→ Dataset entries:
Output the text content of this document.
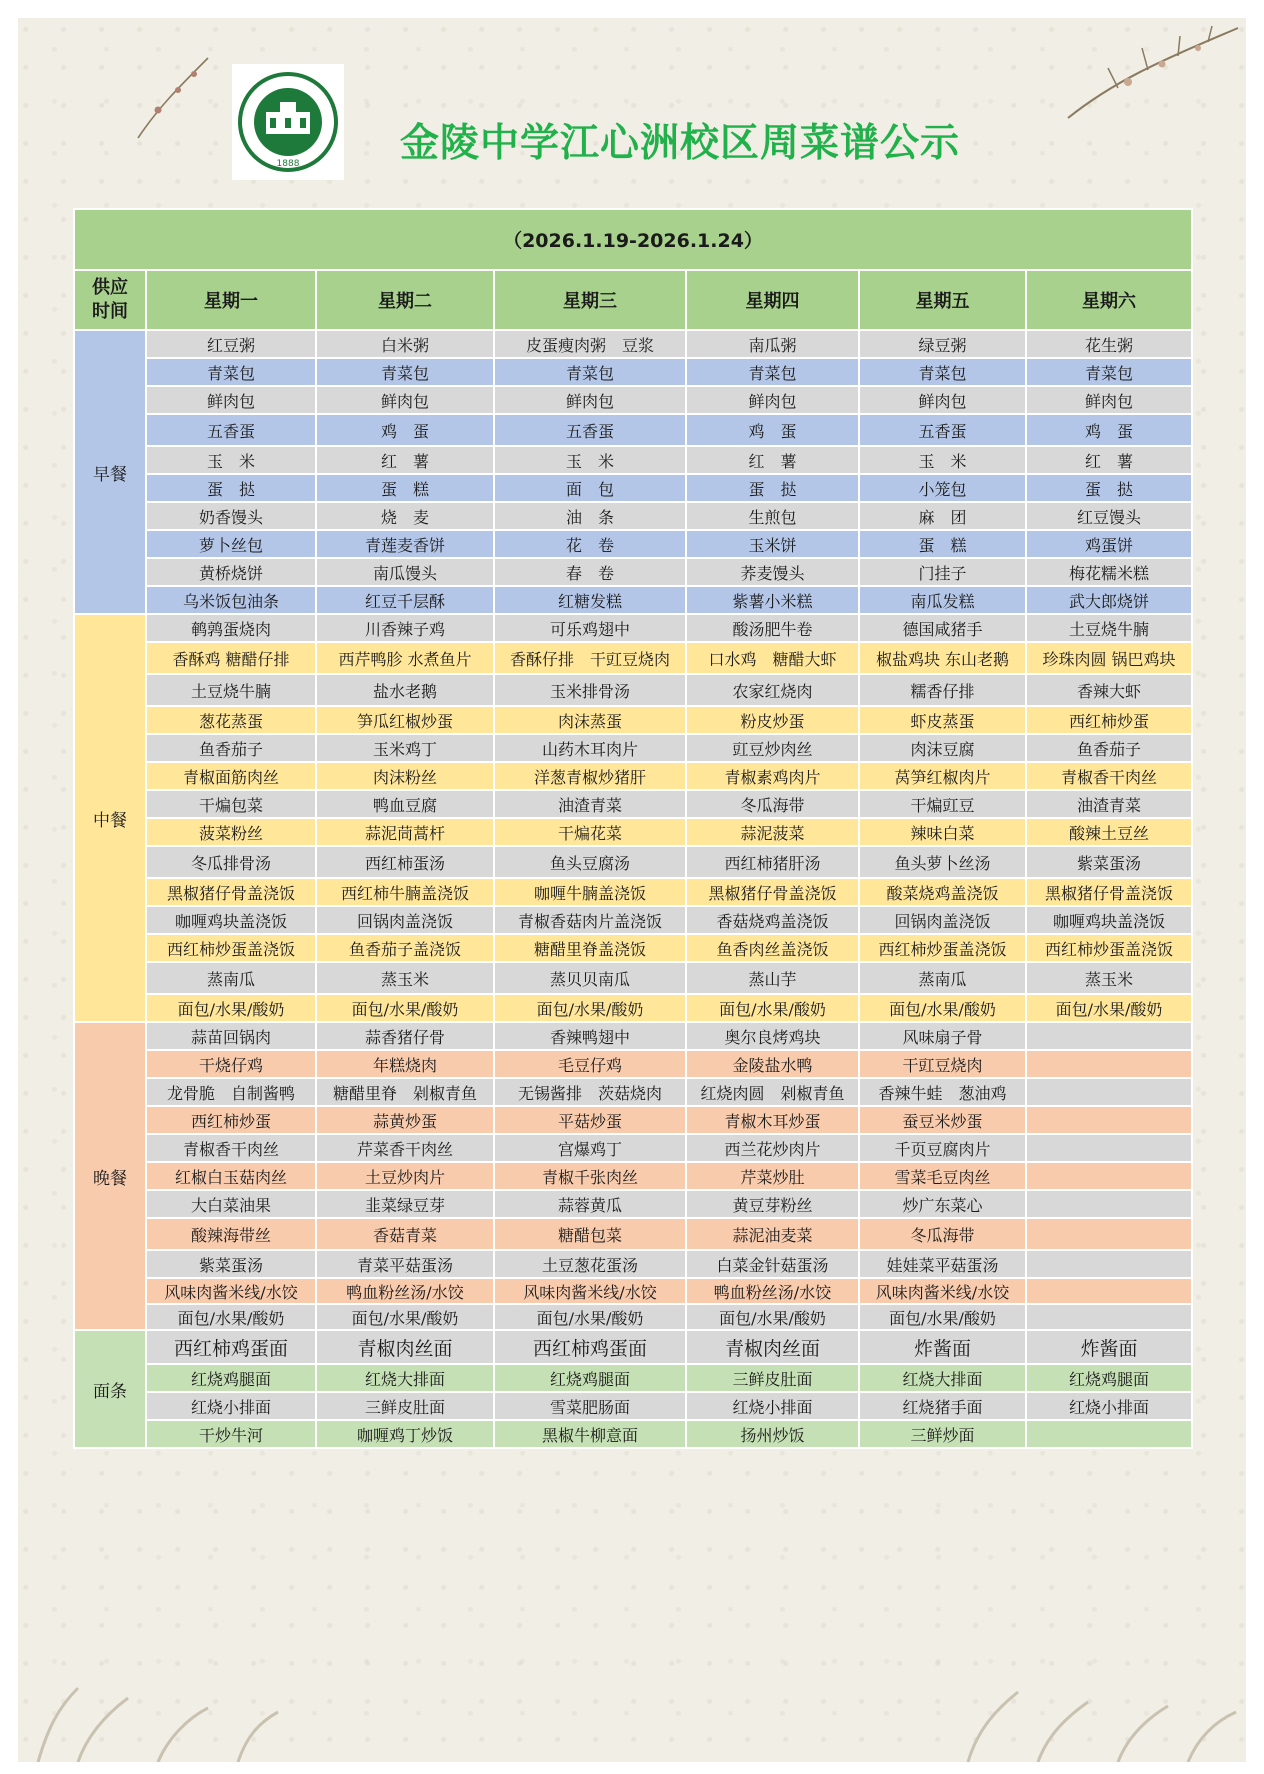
1888	金陵中学江心洲校区周菜谱公示
（2026.1.19-2026.1.24）						
供应
时间	星期一	星期二	星期三	星期四	星期五	星期六
早餐	红豆粥	白米粥	皮蛋瘦肉粥　豆浆	南瓜粥	绿豆粥	花生粥
	青菜包	青菜包	青菜包	青菜包	青菜包	青菜包
	鲜肉包	鲜肉包	鲜肉包	鲜肉包	鲜肉包	鲜肉包
	五香蛋	鸡　蛋	五香蛋	鸡　蛋	五香蛋	鸡　蛋
	玉　米	红　薯	玉　米	红　薯	玉　米	红　薯
	蛋　挞	蛋　糕	面　包	蛋　挞	小笼包	蛋　挞
	奶香馒头	烧　麦	油　条	生煎包	麻　团	红豆馒头
	萝卜丝包	青莲麦香饼	花　卷	玉米饼	蛋　糕	鸡蛋饼
	黄桥烧饼	南瓜馒头	春　卷	荞麦馒头	门挂子	梅花糯米糕
	乌米饭包油条	红豆千层酥	红糖发糕	紫薯小米糕	南瓜发糕	武大郎烧饼
中餐	鹌鹑蛋烧肉	川香辣子鸡	可乐鸡翅中	酸汤肥牛卷	德国咸猪手	土豆烧牛腩
	香酥鸡 糖醋仔排	西芹鸭胗 水煮鱼片	香酥仔排　干豇豆烧肉	口水鸡　糖醋大虾	椒盐鸡块 东山老鹅	珍珠肉圆 锅巴鸡块
	土豆烧牛腩	盐水老鹅	玉米排骨汤	农家红烧肉	糯香仔排	香辣大虾
	葱花蒸蛋	笋瓜红椒炒蛋	肉沫蒸蛋	粉皮炒蛋	虾皮蒸蛋	西红柿炒蛋
	鱼香茄子	玉米鸡丁	山药木耳肉片	豇豆炒肉丝	肉沫豆腐	鱼香茄子
	青椒面筋肉丝	肉沫粉丝	洋葱青椒炒猪肝	青椒素鸡肉片	莴笋红椒肉片	青椒香干肉丝
	干煸包菜	鸭血豆腐	油渣青菜	冬瓜海带	干煸豇豆	油渣青菜
	菠菜粉丝	蒜泥茼蒿杆	干煸花菜	蒜泥菠菜	辣味白菜	酸辣土豆丝
	冬瓜排骨汤	西红柿蛋汤	鱼头豆腐汤	西红柿猪肝汤	鱼头萝卜丝汤	紫菜蛋汤
	黑椒猪仔骨盖浇饭	西红柿牛腩盖浇饭	咖喱牛腩盖浇饭	黑椒猪仔骨盖浇饭	酸菜烧鸡盖浇饭	黑椒猪仔骨盖浇饭
	咖喱鸡块盖浇饭	回锅肉盖浇饭	青椒香菇肉片盖浇饭	香菇烧鸡盖浇饭	回锅肉盖浇饭	咖喱鸡块盖浇饭
	西红柿炒蛋盖浇饭	鱼香茄子盖浇饭	糖醋里脊盖浇饭	鱼香肉丝盖浇饭	西红柿炒蛋盖浇饭	西红柿炒蛋盖浇饭
	蒸南瓜	蒸玉米	蒸贝贝南瓜	蒸山芋	蒸南瓜	蒸玉米
	面包/水果/酸奶	面包/水果/酸奶	面包/水果/酸奶	面包/水果/酸奶	面包/水果/酸奶	面包/水果/酸奶
晚餐	蒜苗回锅肉	蒜香猪仔骨	香辣鸭翅中	奥尔良烤鸡块	风味扇子骨	
	干烧仔鸡	年糕烧肉	毛豆仔鸡	金陵盐水鸭	干豇豆烧肉	
	龙骨脆　自制酱鸭	糖醋里脊　剁椒青鱼	无锡酱排　茨菇烧肉	红烧肉圆　剁椒青鱼	香辣牛蛙　葱油鸡	
	西红柿炒蛋	蒜黄炒蛋	平菇炒蛋	青椒木耳炒蛋	蚕豆米炒蛋	
	青椒香干肉丝	芹菜香干肉丝	宫爆鸡丁	西兰花炒肉片	千页豆腐肉片	
	红椒白玉菇肉丝	土豆炒肉片	青椒千张肉丝	芹菜炒肚	雪菜毛豆肉丝	
	大白菜油果	韭菜绿豆芽	蒜蓉黄瓜	黄豆芽粉丝	炒广东菜心	
	酸辣海带丝	香菇青菜	糖醋包菜	蒜泥油麦菜	冬瓜海带	
	紫菜蛋汤	青菜平菇蛋汤	土豆葱花蛋汤	白菜金针菇蛋汤	娃娃菜平菇蛋汤	
	风味肉酱米线/水饺	鸭血粉丝汤/水饺	风味肉酱米线/水饺	鸭血粉丝汤/水饺	风味肉酱米线/水饺	
	面包/水果/酸奶	面包/水果/酸奶	面包/水果/酸奶	面包/水果/酸奶	面包/水果/酸奶	
面条	西红柿鸡蛋面	青椒肉丝面	西红柿鸡蛋面	青椒肉丝面	炸酱面	炸酱面
	红烧鸡腿面	红烧大排面	红烧鸡腿面	三鲜皮肚面	红烧大排面	红烧鸡腿面
	红烧小排面	三鲜皮肚面	雪菜肥肠面	红烧小排面	红烧猪手面	红烧小排面
	干炒牛河	咖喱鸡丁炒饭	黑椒牛柳意面	扬州炒饭	三鲜炒面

→ STATED PROBLEM:
Repeat every record above exactly, but leave out any pictures.

→ RESULT OF THE EXERCISE:
Output the text content of this document.
1888	金陵中学江心洲校区周菜谱公示
（2026.1.19-2026.1.24）						
供应
时间	星期一	星期二	星期三	星期四	星期五	星期六
早餐	红豆粥	白米粥	皮蛋瘦肉粥　豆浆	南瓜粥	绿豆粥	花生粥
	青菜包	青菜包	青菜包	青菜包	青菜包	青菜包
	鲜肉包	鲜肉包	鲜肉包	鲜肉包	鲜肉包	鲜肉包
	五香蛋	鸡　蛋	五香蛋	鸡　蛋	五香蛋	鸡　蛋
	玉　米	红　薯	玉　米	红　薯	玉　米	红　薯
	蛋　挞	蛋　糕	面　包	蛋　挞	小笼包	蛋　挞
	奶香馒头	烧　麦	油　条	生煎包	麻　团	红豆馒头
	萝卜丝包	青莲麦香饼	花　卷	玉米饼	蛋　糕	鸡蛋饼
	黄桥烧饼	南瓜馒头	春　卷	荞麦馒头	门挂子	梅花糯米糕
	乌米饭包油条	红豆千层酥	红糖发糕	紫薯小米糕	南瓜发糕	武大郎烧饼
中餐	鹌鹑蛋烧肉	川香辣子鸡	可乐鸡翅中	酸汤肥牛卷	德国咸猪手	土豆烧牛腩
	香酥鸡 糖醋仔排	西芹鸭胗 水煮鱼片	香酥仔排　干豇豆烧肉	口水鸡　糖醋大虾	椒盐鸡块 东山老鹅	珍珠肉圆 锅巴鸡块
	土豆烧牛腩	盐水老鹅	玉米排骨汤	农家红烧肉	糯香仔排	香辣大虾
	葱花蒸蛋	笋瓜红椒炒蛋	肉沫蒸蛋	粉皮炒蛋	虾皮蒸蛋	西红柿炒蛋
	鱼香茄子	玉米鸡丁	山药木耳肉片	豇豆炒肉丝	肉沫豆腐	鱼香茄子
	青椒面筋肉丝	肉沫粉丝	洋葱青椒炒猪肝	青椒素鸡肉片	莴笋红椒肉片	青椒香干肉丝
	干煸包菜	鸭血豆腐	油渣青菜	冬瓜海带	干煸豇豆	油渣青菜
	菠菜粉丝	蒜泥茼蒿杆	干煸花菜	蒜泥菠菜	辣味白菜	酸辣土豆丝
	冬瓜排骨汤	西红柿蛋汤	鱼头豆腐汤	西红柿猪肝汤	鱼头萝卜丝汤	紫菜蛋汤
	黑椒猪仔骨盖浇饭	西红柿牛腩盖浇饭	咖喱牛腩盖浇饭	黑椒猪仔骨盖浇饭	酸菜烧鸡盖浇饭	黑椒猪仔骨盖浇饭
	咖喱鸡块盖浇饭	回锅肉盖浇饭	青椒香菇肉片盖浇饭	香菇烧鸡盖浇饭	回锅肉盖浇饭	咖喱鸡块盖浇饭
	西红柿炒蛋盖浇饭	鱼香茄子盖浇饭	糖醋里脊盖浇饭	鱼香肉丝盖浇饭	西红柿炒蛋盖浇饭	西红柿炒蛋盖浇饭
	蒸南瓜	蒸玉米	蒸贝贝南瓜	蒸山芋	蒸南瓜	蒸玉米
	面包/水果/酸奶	面包/水果/酸奶	面包/水果/酸奶	面包/水果/酸奶	面包/水果/酸奶	面包/水果/酸奶
晚餐	蒜苗回锅肉	蒜香猪仔骨	香辣鸭翅中	奥尔良烤鸡块	风味扇子骨	
	干烧仔鸡	年糕烧肉	毛豆仔鸡	金陵盐水鸭	干豇豆烧肉	
	龙骨脆　自制酱鸭	糖醋里脊　剁椒青鱼	无锡酱排　茨菇烧肉	红烧肉圆　剁椒青鱼	香辣牛蛙　葱油鸡	
	西红柿炒蛋	蒜黄炒蛋	平菇炒蛋	青椒木耳炒蛋	蚕豆米炒蛋	
	青椒香干肉丝	芹菜香干肉丝	宫爆鸡丁	西兰花炒肉片	千页豆腐肉片	
	红椒白玉菇肉丝	土豆炒肉片	青椒千张肉丝	芹菜炒肚	雪菜毛豆肉丝	
	大白菜油果	韭菜绿豆芽	蒜蓉黄瓜	黄豆芽粉丝	炒广东菜心	
	酸辣海带丝	香菇青菜	糖醋包菜	蒜泥油麦菜	冬瓜海带	
	紫菜蛋汤	青菜平菇蛋汤	土豆葱花蛋汤	白菜金针菇蛋汤	娃娃菜平菇蛋汤	
	风味肉酱米线/水饺	鸭血粉丝汤/水饺	风味肉酱米线/水饺	鸭血粉丝汤/水饺	风味肉酱米线/水饺	
	面包/水果/酸奶	面包/水果/酸奶	面包/水果/酸奶	面包/水果/酸奶	面包/水果/酸奶	
面条	西红柿鸡蛋面	青椒肉丝面	西红柿鸡蛋面	青椒肉丝面	炸酱面	炸酱面
	红烧鸡腿面	红烧大排面	红烧鸡腿面	三鲜皮肚面	红烧大排面	红烧鸡腿面
	红烧小排面	三鲜皮肚面	雪菜肥肠面	红烧小排面	红烧猪手面	红烧小排面
	干炒牛河	咖喱鸡丁炒饭	黑椒牛柳意面	扬州炒饭	三鲜炒面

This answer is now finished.